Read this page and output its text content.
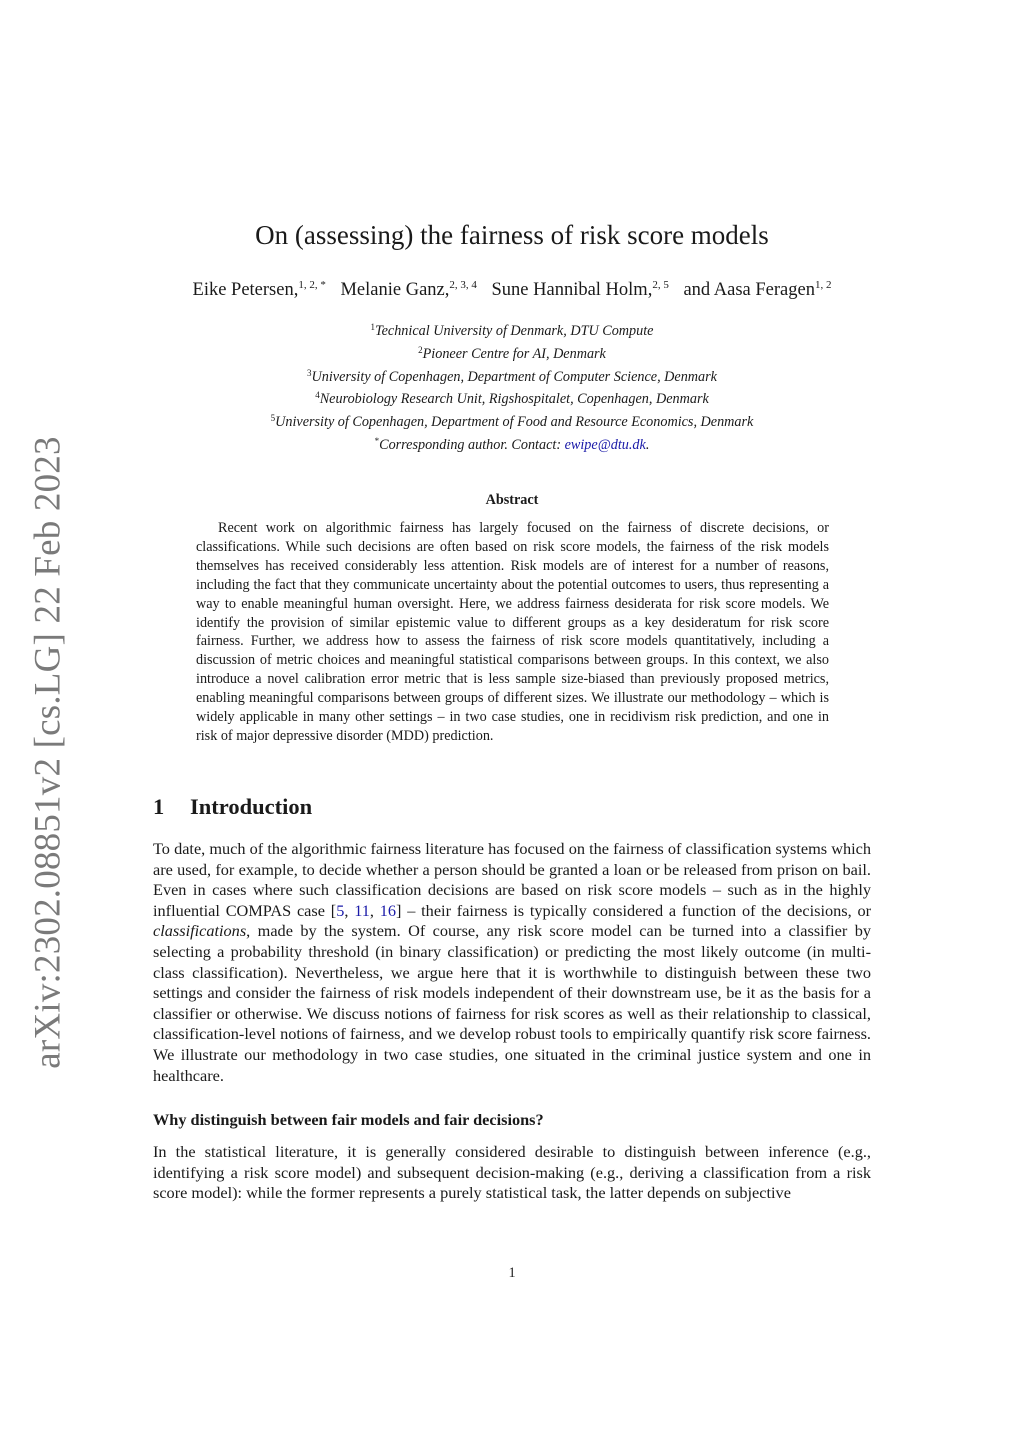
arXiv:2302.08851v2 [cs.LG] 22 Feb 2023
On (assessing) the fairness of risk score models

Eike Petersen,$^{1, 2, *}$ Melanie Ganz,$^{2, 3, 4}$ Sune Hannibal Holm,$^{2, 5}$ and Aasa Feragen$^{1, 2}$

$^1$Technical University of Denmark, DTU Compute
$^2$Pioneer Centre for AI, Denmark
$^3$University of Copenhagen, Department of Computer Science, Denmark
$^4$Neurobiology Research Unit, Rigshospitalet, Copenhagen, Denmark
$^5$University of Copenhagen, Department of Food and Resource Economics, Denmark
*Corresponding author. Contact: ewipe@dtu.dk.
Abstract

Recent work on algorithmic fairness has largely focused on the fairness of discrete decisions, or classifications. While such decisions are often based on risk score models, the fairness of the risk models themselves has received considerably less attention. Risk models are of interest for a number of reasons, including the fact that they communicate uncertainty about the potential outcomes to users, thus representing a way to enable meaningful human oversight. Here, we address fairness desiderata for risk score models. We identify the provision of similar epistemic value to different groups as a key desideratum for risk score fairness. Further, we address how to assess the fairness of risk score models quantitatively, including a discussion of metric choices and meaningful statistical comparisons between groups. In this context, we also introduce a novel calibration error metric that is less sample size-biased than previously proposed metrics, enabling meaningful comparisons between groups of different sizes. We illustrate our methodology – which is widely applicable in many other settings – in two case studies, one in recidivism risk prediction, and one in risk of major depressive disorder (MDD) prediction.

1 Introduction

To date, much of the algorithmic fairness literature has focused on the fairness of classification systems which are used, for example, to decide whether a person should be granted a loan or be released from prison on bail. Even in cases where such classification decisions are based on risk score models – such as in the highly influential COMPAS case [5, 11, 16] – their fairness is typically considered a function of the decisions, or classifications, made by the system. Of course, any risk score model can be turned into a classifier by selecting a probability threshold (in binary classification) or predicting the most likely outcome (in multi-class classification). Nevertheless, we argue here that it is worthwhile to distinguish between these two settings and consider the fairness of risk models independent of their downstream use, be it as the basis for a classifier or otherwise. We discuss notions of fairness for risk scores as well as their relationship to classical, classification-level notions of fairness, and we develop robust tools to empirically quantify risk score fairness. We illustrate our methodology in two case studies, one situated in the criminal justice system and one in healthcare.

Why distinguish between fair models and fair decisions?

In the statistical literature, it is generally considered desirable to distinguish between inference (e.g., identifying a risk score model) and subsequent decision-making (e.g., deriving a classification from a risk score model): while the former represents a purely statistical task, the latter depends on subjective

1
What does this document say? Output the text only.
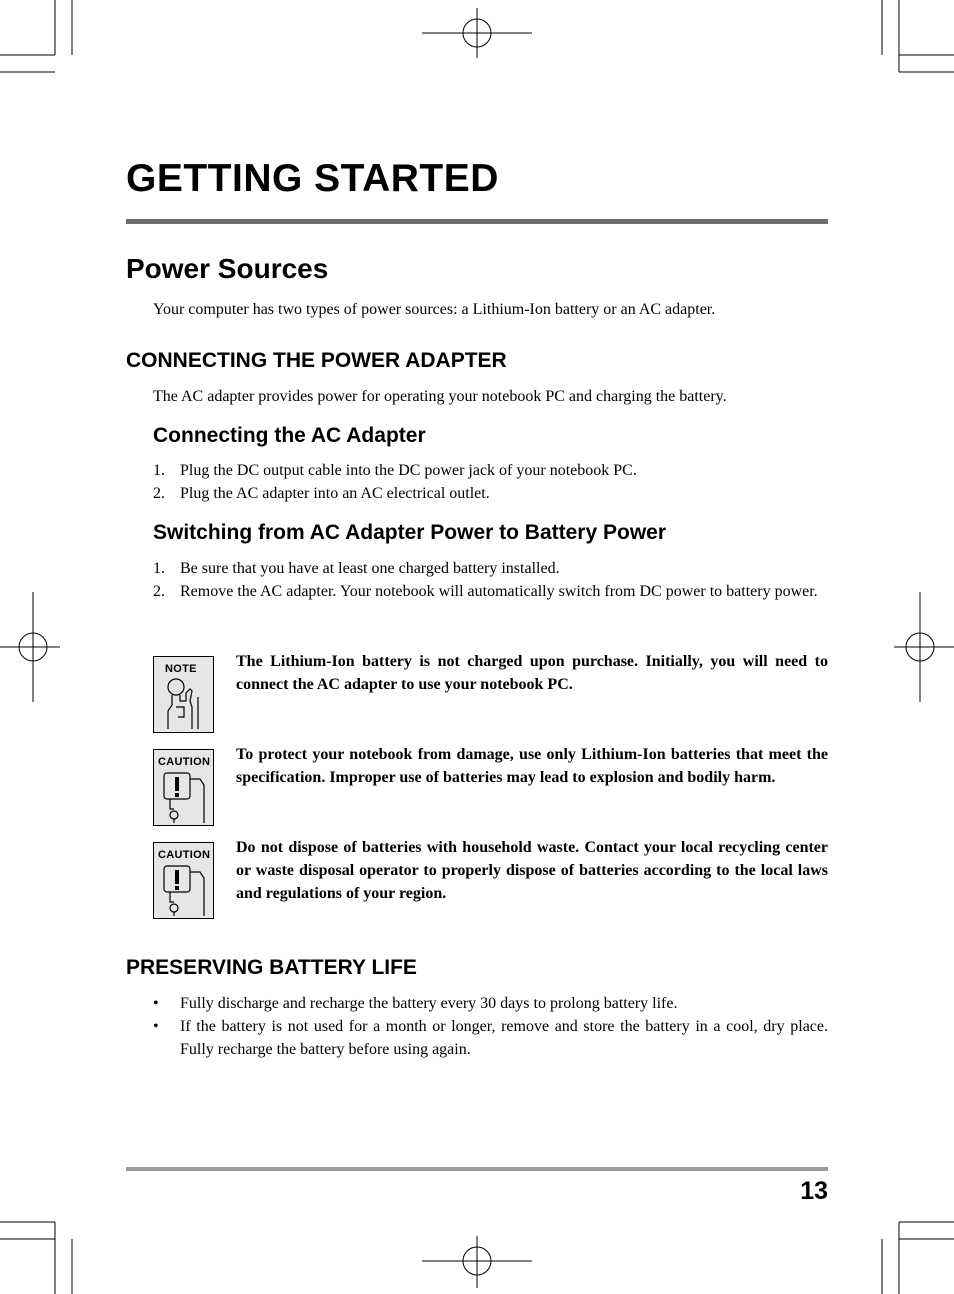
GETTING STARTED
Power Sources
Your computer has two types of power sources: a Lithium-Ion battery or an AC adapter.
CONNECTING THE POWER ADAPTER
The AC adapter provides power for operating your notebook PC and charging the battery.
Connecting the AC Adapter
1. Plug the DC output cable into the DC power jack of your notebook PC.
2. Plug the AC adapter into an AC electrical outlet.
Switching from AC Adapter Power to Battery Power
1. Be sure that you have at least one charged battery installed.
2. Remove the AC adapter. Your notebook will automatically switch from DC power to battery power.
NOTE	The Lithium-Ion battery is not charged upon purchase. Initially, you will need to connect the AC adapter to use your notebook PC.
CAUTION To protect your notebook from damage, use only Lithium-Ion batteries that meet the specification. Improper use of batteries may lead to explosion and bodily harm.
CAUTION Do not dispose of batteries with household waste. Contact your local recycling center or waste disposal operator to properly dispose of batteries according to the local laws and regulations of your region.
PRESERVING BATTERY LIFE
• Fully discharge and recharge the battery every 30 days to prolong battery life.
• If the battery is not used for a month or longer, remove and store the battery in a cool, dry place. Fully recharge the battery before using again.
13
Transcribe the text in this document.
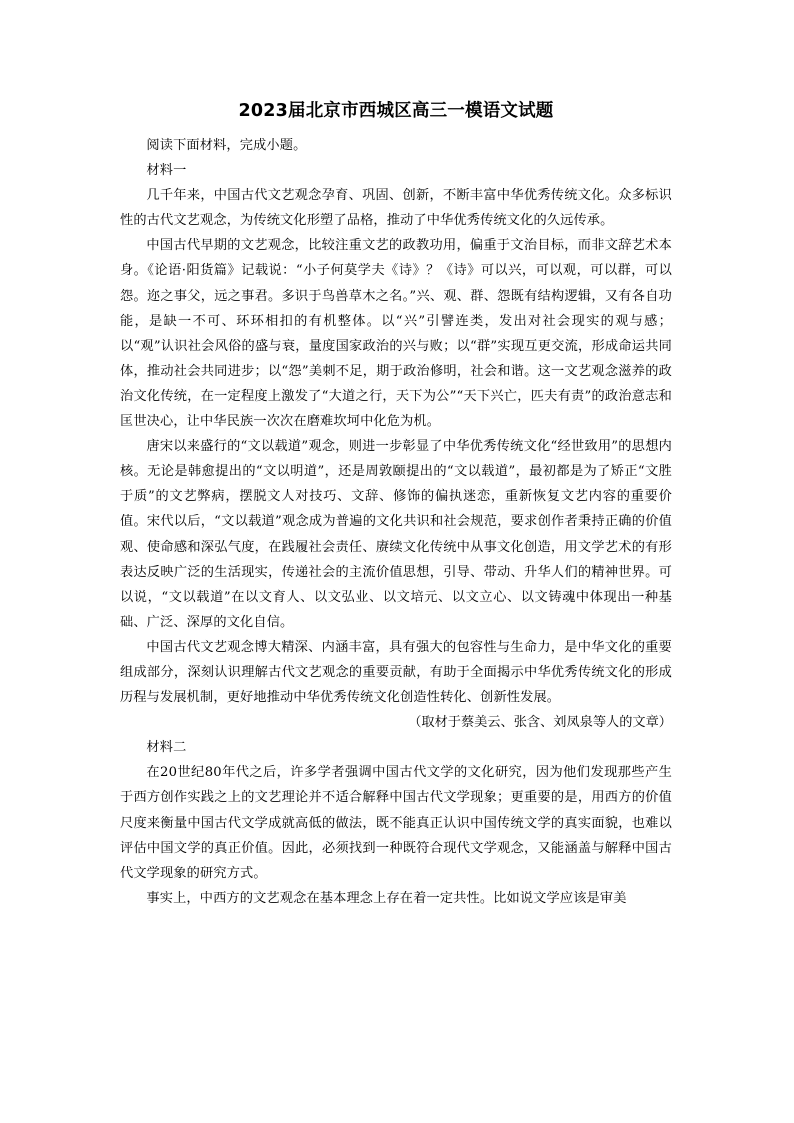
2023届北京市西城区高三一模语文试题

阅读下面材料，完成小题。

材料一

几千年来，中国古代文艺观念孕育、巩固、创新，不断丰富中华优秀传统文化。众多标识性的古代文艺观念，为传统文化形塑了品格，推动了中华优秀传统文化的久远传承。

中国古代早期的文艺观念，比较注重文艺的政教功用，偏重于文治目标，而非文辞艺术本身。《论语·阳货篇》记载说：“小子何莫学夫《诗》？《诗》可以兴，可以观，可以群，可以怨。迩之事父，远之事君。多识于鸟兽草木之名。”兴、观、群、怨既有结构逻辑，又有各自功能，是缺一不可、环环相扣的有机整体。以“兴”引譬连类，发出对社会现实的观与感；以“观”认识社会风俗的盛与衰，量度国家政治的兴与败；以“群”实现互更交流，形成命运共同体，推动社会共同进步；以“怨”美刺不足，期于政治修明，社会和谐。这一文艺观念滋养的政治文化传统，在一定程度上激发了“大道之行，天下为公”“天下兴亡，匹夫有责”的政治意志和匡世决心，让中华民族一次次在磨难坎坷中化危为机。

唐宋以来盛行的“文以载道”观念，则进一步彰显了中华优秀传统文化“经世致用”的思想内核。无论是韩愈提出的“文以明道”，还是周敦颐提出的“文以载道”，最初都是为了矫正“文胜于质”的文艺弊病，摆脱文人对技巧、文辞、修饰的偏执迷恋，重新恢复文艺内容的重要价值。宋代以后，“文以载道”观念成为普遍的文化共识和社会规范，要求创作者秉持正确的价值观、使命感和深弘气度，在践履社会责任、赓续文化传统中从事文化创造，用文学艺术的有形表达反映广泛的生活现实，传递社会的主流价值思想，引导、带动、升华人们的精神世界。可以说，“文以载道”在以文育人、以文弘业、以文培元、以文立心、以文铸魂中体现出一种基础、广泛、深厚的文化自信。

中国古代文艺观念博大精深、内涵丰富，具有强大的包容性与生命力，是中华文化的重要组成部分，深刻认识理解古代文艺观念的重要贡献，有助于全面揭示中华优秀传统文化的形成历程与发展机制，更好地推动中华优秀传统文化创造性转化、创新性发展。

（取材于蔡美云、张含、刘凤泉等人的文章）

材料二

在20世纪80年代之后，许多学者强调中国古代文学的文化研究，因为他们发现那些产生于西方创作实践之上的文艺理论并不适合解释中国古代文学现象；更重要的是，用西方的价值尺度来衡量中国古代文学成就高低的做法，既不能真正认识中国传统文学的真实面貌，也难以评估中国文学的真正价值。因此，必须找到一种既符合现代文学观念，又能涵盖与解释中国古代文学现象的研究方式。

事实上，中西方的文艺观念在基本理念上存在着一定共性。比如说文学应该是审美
--- --- ---
» What to produce
Give every line back word for word and leave the pictures out.

» Task answer
Read this page and output its text content.
arXiv:2302.08851v2 [cs.LG] 22 Feb 2023
On (assessing) the fairness of risk score models

Eike Petersen,$^{1, 2, *}$ Melanie Ganz,$^{2, 3, 4}$ Sune Hannibal Holm,$^{2, 5}$ and Aasa Feragen$^{1, 2}$

$^1$Technical University of Denmark, DTU Compute
$^2$Pioneer Centre for AI, Denmark
$^3$University of Copenhagen, Department of Computer Science, Denmark
$^4$Neurobiology Research Unit, Rigshospitalet, Copenhagen, Denmark
$^5$University of Copenhagen, Department of Food and Resource Economics, Denmark
*Corresponding author. Contact: ewipe@dtu.dk.
Abstract

Recent work on algorithmic fairness has largely focused on the fairness of discrete decisions, or classifications. While such decisions are often based on risk score models, the fairness of the risk models themselves has received considerably less attention. Risk models are of interest for a number of reasons, including the fact that they communicate uncertainty about the potential outcomes to users, thus representing a way to enable meaningful human oversight. Here, we address fairness desiderata for risk score models. We identify the provision of similar epistemic value to different groups as a key desideratum for risk score fairness. Further, we address how to assess the fairness of risk score models quantitatively, including a discussion of metric choices and meaningful statistical comparisons between groups. In this context, we also introduce a novel calibration error metric that is less sample size-biased than previously proposed metrics, enabling meaningful comparisons between groups of different sizes. We illustrate our methodology – which is widely applicable in many other settings – in two case studies, one in recidivism risk prediction, and one in risk of major depressive disorder (MDD) prediction.

1 Introduction

To date, much of the algorithmic fairness literature has focused on the fairness of classification systems which are used, for example, to decide whether a person should be granted a loan or be released from prison on bail. Even in cases where such classification decisions are based on risk score models – such as in the highly influential COMPAS case [5, 11, 16] – their fairness is typically considered a function of the decisions, or classifications, made by the system. Of course, any risk score model can be turned into a classifier by selecting a probability threshold (in binary classification) or predicting the most likely outcome (in multi-class classification). Nevertheless, we argue here that it is worthwhile to distinguish between these two settings and consider the fairness of risk models independent of their downstream use, be it as the basis for a classifier or otherwise. We discuss notions of fairness for risk scores as well as their relationship to classical, classification-level notions of fairness, and we develop robust tools to empirically quantify risk score fairness. We illustrate our methodology in two case studies, one situated in the criminal justice system and one in healthcare.

Why distinguish between fair models and fair decisions?

In the statistical literature, it is generally considered desirable to distinguish between inference (e.g., identifying a risk score model) and subsequent decision-making (e.g., deriving a classification from a risk score model): while the former represents a purely statistical task, the latter depends on subjective

1
What does this document say? Output the text only.
GETTING STARTED
Power Sources
Your computer has two types of power sources: a Lithium-Ion battery or an AC adapter.
CONNECTING THE POWER ADAPTER
The AC adapter provides power for operating your notebook PC and charging the battery.
Connecting the AC Adapter
1. Plug the DC output cable into the DC power jack of your notebook PC.
2. Plug the AC adapter into an AC electrical outlet.
Switching from AC Adapter Power to Battery Power
1. Be sure that you have at least one charged battery installed.
2. Remove the AC adapter. Your notebook will automatically switch from DC power to battery power.
NOTE	The Lithium-Ion battery is not charged upon purchase. Initially, you will need to connect the AC adapter to use your notebook PC.
CAUTION To protect your notebook from damage, use only Lithium-Ion batteries that meet the specification. Improper use of batteries may lead to explosion and bodily harm.
CAUTION Do not dispose of batteries with household waste. Contact your local recycling center or waste disposal operator to properly dispose of batteries according to the local laws and regulations of your region.
PRESERVING BATTERY LIFE
• Fully discharge and recharge the battery every 30 days to prolong battery life.
• If the battery is not used for a month or longer, remove and store the battery in a cool, dry place. Fully recharge the battery before using again.
13
Transcribe the text in this document.
2023届北京市西城区高三一模语文试题

阅读下面材料，完成小题。

材料一

几千年来，中国古代文艺观念孕育、巩固、创新，不断丰富中华优秀传统文化。众多标识性的古代文艺观念，为传统文化形塑了品格，推动了中华优秀传统文化的久远传承。

中国古代早期的文艺观念，比较注重文艺的政教功用，偏重于文治目标，而非文辞艺术本身。《论语·阳货篇》记载说：“小子何莫学夫《诗》？《诗》可以兴，可以观，可以群，可以怨。迩之事父，远之事君。多识于鸟兽草木之名。”兴、观、群、怨既有结构逻辑，又有各自功能，是缺一不可、环环相扣的有机整体。以“兴”引譬连类，发出对社会现实的观与感；以“观”认识社会风俗的盛与衰，量度国家政治的兴与败；以“群”实现互更交流，形成命运共同体，推动社会共同进步；以“怨”美刺不足，期于政治修明，社会和谐。这一文艺观念滋养的政治文化传统，在一定程度上激发了“大道之行，天下为公”“天下兴亡，匹夫有责”的政治意志和匡世决心，让中华民族一次次在磨难坎坷中化危为机。

唐宋以来盛行的“文以载道”观念，则进一步彰显了中华优秀传统文化“经世致用”的思想内核。无论是韩愈提出的“文以明道”，还是周敦颐提出的“文以载道”，最初都是为了矫正“文胜于质”的文艺弊病，摆脱文人对技巧、文辞、修饰的偏执迷恋，重新恢复文艺内容的重要价值。宋代以后，“文以载道”观念成为普遍的文化共识和社会规范，要求创作者秉持正确的价值观、使命感和深弘气度，在践履社会责任、赓续文化传统中从事文化创造，用文学艺术的有形表达反映广泛的生活现实，传递社会的主流价值思想，引导、带动、升华人们的精神世界。可以说，“文以载道”在以文育人、以文弘业、以文培元、以文立心、以文铸魂中体现出一种基础、广泛、深厚的文化自信。

中国古代文艺观念博大精深、内涵丰富，具有强大的包容性与生命力，是中华文化的重要组成部分，深刻认识理解古代文艺观念的重要贡献，有助于全面揭示中华优秀传统文化的形成历程与发展机制，更好地推动中华优秀传统文化创造性转化、创新性发展。

（取材于蔡美云、张含、刘凤泉等人的文章）

材料二

在20世纪80年代之后，许多学者强调中国古代文学的文化研究，因为他们发现那些产生于西方创作实践之上的文艺理论并不适合解释中国古代文学现象；更重要的是，用西方的价值尺度来衡量中国古代文学成就高低的做法，既不能真正认识中国传统文学的真实面貌，也难以评估中国文学的真正价值。因此，必须找到一种既符合现代文学观念，又能涵盖与解释中国古代文学现象的研究方式。

事实上，中西方的文艺观念在基本理念上存在着一定共性。比如说文学应该是审美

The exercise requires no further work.